What you need to do:
Rewrite the items from the line with "play-icon [790, 650, 809, 674]" to the line with "list UI elements and their [x0, y0, x1, y1]", replacing every "button" with "control" and leaving everything else unchanged.

>>

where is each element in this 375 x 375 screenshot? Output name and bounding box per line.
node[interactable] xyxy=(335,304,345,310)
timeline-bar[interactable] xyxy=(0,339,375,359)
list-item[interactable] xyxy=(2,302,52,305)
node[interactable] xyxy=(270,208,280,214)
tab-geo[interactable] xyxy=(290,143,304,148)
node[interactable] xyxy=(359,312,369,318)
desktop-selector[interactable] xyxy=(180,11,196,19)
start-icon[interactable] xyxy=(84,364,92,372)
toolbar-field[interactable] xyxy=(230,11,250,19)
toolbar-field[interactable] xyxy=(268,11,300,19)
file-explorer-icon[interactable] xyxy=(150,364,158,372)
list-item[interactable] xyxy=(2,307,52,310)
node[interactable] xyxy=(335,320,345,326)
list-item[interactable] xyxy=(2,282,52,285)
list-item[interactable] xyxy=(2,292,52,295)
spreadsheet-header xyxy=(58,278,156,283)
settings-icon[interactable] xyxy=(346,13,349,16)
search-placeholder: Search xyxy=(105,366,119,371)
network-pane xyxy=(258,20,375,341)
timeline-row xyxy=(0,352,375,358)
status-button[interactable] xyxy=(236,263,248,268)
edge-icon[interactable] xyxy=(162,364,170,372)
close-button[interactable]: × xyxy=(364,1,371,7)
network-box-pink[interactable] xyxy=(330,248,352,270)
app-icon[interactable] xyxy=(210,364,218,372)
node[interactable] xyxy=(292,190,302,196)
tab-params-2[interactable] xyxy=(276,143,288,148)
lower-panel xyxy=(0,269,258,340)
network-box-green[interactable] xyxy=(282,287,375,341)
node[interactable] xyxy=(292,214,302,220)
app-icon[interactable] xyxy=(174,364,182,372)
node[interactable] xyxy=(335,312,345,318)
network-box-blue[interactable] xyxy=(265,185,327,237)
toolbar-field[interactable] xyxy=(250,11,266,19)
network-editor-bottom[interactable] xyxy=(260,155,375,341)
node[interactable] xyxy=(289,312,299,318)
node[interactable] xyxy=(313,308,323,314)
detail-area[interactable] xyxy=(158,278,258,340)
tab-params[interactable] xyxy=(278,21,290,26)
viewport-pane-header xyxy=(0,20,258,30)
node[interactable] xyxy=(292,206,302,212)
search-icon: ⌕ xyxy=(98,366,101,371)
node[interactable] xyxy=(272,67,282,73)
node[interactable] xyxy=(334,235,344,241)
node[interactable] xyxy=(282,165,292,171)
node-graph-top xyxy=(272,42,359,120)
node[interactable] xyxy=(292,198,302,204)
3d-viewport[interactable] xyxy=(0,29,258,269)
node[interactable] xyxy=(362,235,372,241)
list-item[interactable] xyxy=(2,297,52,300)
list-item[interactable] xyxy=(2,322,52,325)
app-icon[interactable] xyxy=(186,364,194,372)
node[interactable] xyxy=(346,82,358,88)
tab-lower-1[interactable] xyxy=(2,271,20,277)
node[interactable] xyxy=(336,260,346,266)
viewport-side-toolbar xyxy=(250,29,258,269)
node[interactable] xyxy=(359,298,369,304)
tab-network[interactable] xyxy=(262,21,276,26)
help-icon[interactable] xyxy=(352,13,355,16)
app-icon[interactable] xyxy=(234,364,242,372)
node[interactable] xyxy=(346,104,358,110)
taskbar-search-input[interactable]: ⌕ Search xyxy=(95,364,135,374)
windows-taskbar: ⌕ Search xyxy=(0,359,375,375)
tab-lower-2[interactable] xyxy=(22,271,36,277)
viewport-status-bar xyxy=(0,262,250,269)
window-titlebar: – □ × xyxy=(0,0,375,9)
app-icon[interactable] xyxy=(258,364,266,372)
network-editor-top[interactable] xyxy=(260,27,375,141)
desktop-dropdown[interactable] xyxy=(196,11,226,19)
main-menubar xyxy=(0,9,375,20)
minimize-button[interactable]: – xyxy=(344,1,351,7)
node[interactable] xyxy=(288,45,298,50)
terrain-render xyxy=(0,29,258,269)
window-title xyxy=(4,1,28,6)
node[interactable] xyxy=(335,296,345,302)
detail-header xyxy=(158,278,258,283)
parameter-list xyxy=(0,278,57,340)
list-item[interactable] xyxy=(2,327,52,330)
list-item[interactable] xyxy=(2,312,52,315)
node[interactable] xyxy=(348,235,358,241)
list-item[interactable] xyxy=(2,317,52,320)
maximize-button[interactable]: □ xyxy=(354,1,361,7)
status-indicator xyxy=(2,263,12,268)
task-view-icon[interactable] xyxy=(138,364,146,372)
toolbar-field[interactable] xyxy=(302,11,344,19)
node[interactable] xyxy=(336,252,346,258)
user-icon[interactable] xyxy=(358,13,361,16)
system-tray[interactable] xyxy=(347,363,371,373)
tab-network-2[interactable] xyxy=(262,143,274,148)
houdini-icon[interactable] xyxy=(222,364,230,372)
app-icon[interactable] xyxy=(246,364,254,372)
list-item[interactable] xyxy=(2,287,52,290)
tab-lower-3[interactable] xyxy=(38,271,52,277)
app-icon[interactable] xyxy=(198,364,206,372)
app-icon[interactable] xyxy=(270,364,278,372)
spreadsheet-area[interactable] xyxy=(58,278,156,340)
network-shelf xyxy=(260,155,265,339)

<<
>>

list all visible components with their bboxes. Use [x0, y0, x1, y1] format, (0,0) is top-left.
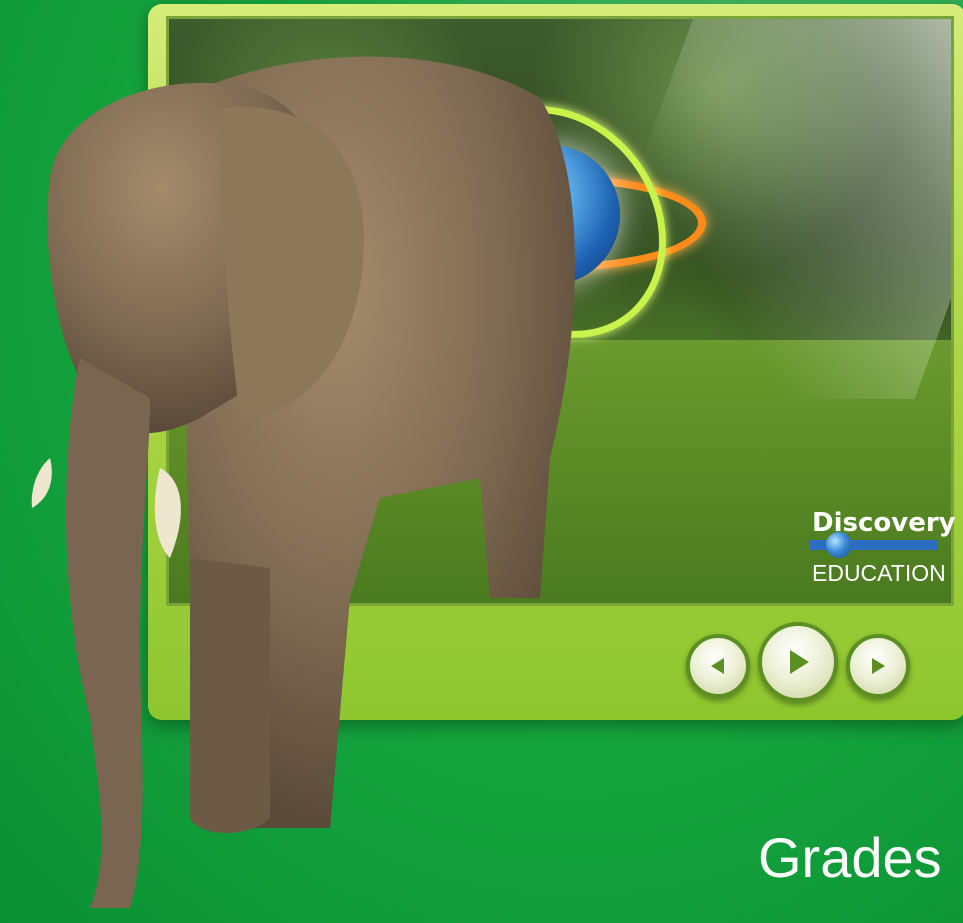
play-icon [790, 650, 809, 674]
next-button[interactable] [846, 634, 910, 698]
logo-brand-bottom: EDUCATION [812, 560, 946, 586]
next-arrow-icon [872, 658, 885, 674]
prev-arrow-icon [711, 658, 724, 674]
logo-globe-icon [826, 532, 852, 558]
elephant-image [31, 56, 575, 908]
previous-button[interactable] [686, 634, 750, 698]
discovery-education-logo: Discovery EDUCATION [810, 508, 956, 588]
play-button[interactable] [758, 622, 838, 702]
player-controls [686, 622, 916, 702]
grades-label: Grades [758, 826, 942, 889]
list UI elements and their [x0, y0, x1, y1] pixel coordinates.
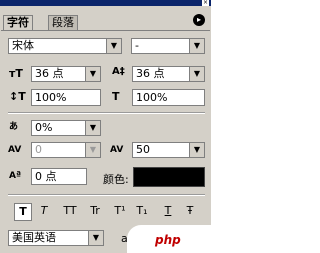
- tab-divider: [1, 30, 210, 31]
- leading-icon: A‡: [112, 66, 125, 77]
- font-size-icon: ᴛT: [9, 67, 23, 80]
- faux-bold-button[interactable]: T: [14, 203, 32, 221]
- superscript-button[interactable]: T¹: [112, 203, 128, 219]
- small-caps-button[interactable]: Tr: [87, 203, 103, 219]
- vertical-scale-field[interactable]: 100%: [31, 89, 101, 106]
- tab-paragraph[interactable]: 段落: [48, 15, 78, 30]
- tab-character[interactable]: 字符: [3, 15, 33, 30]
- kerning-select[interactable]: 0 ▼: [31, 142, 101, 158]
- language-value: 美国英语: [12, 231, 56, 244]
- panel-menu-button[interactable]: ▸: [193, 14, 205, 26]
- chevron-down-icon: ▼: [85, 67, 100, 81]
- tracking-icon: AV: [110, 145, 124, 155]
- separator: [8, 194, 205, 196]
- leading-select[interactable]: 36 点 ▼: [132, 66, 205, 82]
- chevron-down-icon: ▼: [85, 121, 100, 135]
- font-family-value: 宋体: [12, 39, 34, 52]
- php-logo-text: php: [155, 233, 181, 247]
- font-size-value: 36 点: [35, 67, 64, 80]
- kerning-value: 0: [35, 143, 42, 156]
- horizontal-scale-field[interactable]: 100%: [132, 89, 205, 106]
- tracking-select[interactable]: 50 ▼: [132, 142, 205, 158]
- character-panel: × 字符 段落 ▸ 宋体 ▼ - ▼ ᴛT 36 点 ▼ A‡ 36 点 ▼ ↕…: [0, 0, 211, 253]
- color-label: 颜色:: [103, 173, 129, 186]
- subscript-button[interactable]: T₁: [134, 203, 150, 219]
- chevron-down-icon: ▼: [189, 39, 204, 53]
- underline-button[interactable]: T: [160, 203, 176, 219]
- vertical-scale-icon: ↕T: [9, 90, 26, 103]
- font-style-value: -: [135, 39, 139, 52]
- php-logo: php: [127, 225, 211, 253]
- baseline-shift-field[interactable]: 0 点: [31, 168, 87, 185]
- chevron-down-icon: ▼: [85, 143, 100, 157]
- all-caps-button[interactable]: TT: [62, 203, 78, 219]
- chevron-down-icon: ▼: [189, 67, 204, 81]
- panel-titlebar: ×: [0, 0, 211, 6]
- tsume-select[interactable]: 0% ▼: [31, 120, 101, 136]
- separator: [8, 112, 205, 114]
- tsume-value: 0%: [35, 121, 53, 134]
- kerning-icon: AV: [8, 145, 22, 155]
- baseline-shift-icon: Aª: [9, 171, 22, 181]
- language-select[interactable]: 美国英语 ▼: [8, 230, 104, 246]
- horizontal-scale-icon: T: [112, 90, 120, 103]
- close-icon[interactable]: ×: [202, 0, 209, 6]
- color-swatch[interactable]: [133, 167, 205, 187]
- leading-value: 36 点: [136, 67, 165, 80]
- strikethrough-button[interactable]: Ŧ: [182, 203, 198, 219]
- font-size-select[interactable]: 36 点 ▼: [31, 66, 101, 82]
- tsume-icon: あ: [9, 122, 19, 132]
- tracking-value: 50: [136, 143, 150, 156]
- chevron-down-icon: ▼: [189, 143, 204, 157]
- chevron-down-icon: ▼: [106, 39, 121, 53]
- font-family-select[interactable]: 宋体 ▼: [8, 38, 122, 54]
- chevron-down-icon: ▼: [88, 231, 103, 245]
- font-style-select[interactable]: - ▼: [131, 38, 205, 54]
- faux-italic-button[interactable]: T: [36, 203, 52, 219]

<<
>>

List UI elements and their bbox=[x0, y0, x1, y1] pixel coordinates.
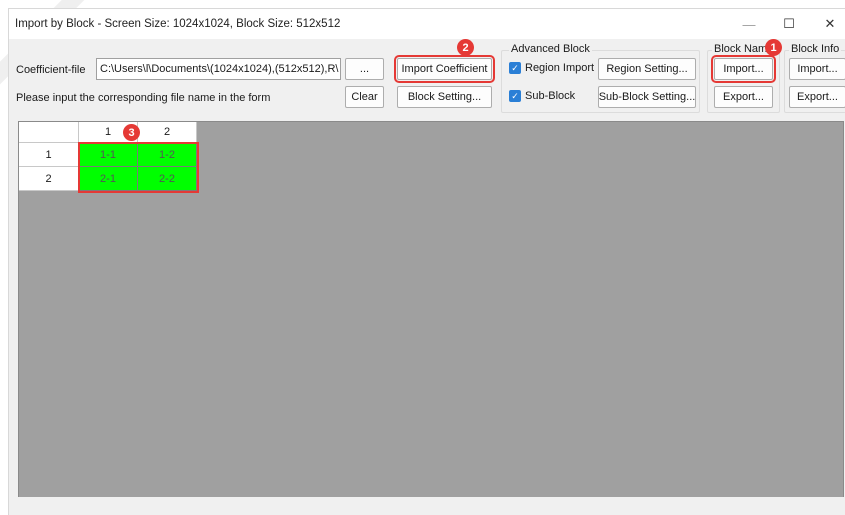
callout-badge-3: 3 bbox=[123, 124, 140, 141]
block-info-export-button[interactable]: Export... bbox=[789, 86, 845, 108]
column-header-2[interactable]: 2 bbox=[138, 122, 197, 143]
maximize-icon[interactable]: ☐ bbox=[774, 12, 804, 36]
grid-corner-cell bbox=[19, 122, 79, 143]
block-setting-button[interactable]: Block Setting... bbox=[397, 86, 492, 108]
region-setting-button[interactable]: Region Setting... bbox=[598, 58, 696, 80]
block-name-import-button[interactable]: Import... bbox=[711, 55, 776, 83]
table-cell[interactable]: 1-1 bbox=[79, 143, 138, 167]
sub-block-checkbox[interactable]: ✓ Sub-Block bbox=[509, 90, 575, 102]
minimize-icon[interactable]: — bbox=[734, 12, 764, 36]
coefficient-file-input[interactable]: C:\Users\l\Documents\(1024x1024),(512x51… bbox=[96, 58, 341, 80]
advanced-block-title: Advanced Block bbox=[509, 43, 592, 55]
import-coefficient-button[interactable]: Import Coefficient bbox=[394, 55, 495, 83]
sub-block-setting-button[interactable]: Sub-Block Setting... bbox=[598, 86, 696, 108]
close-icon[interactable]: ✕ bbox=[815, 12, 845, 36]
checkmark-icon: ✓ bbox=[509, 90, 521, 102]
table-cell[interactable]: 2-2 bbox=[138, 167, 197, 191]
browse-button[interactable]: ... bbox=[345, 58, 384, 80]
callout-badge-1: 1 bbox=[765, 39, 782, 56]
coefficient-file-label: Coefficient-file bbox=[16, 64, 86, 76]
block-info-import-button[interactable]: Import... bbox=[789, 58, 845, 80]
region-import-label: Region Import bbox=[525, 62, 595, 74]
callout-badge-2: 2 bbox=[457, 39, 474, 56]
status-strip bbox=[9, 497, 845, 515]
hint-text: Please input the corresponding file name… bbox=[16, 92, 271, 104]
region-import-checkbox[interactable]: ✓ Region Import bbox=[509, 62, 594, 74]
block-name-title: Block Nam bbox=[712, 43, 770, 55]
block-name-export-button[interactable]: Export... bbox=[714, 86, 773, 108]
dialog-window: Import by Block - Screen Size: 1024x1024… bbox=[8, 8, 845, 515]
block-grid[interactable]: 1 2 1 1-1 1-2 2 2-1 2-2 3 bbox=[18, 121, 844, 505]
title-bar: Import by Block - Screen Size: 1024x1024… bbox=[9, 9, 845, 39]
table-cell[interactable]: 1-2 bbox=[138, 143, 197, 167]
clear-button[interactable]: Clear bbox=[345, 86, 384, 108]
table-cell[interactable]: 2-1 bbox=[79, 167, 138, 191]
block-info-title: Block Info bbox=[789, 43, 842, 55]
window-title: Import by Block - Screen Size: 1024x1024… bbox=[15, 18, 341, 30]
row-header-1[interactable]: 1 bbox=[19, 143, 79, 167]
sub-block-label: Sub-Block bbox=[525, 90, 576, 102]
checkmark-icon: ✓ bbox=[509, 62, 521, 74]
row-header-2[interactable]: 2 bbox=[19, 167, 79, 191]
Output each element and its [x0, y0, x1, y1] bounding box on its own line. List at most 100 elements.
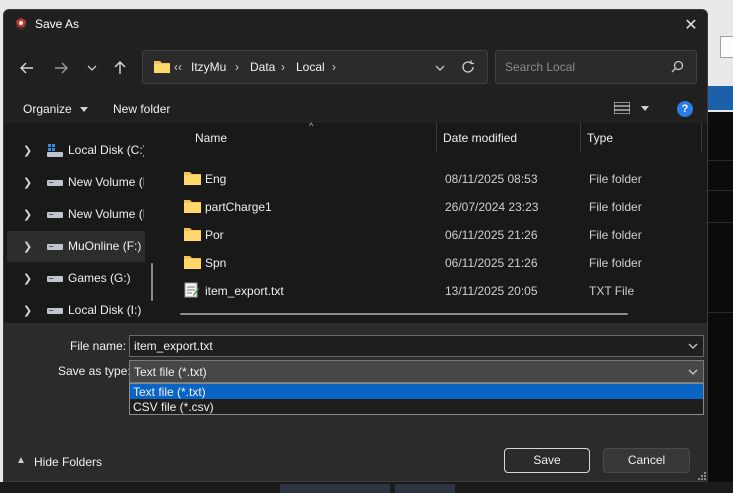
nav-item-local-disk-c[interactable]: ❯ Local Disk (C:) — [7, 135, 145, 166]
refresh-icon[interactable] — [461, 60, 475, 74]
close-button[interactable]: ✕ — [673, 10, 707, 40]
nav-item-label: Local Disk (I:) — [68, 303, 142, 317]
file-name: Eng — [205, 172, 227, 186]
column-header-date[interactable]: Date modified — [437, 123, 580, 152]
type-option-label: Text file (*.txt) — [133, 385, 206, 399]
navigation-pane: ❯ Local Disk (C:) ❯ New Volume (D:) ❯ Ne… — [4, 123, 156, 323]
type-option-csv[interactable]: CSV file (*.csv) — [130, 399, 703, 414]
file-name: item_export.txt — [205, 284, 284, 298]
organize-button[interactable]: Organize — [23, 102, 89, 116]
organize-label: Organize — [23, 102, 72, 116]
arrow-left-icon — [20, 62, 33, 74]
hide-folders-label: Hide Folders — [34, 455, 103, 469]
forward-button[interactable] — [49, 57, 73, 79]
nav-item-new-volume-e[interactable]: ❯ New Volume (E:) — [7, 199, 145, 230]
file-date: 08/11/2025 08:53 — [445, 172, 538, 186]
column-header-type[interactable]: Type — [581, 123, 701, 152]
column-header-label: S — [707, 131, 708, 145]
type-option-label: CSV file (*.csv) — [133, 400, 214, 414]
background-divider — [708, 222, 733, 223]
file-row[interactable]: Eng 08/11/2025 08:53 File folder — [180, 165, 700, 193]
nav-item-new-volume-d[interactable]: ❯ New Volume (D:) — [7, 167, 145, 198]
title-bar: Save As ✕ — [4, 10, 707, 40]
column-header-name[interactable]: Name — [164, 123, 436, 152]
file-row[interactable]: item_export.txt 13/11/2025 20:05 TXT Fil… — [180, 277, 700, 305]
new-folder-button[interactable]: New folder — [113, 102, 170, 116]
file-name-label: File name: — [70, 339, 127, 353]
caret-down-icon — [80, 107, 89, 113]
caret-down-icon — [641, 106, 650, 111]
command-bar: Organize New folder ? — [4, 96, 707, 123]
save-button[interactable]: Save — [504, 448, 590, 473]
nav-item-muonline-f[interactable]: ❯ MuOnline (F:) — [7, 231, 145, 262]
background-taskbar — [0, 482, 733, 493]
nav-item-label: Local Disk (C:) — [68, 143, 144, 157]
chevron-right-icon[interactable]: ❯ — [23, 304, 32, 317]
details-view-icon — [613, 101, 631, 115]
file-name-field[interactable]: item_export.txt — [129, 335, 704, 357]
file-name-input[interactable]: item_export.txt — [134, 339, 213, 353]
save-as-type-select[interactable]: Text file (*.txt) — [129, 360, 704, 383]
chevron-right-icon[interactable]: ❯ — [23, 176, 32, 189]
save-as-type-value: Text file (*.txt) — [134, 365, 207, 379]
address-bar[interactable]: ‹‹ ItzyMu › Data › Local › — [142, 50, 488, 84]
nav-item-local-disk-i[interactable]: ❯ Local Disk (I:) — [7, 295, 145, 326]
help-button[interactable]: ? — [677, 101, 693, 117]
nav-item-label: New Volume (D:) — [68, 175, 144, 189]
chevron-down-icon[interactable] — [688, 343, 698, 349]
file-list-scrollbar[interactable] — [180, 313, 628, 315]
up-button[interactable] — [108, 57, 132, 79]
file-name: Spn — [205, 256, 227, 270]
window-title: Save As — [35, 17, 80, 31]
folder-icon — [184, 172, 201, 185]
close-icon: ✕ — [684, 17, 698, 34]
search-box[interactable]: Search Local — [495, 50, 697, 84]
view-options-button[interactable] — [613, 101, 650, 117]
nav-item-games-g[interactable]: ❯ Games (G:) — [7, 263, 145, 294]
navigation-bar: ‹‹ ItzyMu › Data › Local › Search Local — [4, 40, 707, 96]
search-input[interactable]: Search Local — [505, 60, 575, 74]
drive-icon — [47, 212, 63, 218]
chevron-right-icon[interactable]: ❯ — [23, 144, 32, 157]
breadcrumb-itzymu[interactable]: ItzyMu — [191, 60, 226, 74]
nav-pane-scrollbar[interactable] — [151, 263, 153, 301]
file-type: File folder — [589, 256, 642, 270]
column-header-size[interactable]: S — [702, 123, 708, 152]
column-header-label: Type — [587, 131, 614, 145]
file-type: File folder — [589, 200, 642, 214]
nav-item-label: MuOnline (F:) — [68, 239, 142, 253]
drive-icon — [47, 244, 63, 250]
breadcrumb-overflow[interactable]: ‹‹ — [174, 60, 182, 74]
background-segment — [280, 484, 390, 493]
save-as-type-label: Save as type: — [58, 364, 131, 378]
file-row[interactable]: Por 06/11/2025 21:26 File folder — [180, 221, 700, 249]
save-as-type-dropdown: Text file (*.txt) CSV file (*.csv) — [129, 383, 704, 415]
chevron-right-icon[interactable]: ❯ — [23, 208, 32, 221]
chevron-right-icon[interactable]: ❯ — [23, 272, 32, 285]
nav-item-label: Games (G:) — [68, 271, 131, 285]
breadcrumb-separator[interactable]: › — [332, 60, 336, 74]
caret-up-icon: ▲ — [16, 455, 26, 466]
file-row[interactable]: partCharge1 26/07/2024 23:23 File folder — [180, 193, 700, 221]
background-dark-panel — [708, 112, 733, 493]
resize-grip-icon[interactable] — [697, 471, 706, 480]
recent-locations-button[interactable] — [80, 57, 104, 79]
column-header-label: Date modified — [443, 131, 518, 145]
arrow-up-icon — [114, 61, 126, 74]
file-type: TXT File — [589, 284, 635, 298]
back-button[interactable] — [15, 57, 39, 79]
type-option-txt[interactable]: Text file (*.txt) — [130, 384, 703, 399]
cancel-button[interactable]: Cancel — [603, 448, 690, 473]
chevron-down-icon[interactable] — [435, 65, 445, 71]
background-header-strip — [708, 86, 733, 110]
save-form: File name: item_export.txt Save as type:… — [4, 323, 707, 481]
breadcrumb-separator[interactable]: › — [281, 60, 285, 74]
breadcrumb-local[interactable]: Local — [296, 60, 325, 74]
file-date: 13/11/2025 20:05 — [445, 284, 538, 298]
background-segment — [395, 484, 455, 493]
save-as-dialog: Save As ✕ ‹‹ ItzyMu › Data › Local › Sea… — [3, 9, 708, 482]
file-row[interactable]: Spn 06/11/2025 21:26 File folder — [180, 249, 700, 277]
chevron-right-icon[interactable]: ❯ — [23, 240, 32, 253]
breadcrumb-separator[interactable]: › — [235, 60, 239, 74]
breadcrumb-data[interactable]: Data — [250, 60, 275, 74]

<<

Reply to the task:
play-icon [790, 650, 809, 674]
next-control[interactable] [846, 634, 910, 698]
logo-brand-bottom: EDUCATION [812, 560, 946, 586]
next-arrow-icon [872, 658, 885, 674]
prev-arrow-icon [711, 658, 724, 674]
logo-globe-icon [826, 532, 852, 558]
elephant-image [31, 56, 575, 908]
previous-control[interactable] [686, 634, 750, 698]
discovery-education-logo: Discovery EDUCATION [810, 508, 956, 588]
play-control[interactable] [758, 622, 838, 702]
player-controls [686, 622, 916, 702]
grades-label: Grades [758, 826, 942, 889]
list UI elements and their [x0, y0, x1, y1] pixel coordinates.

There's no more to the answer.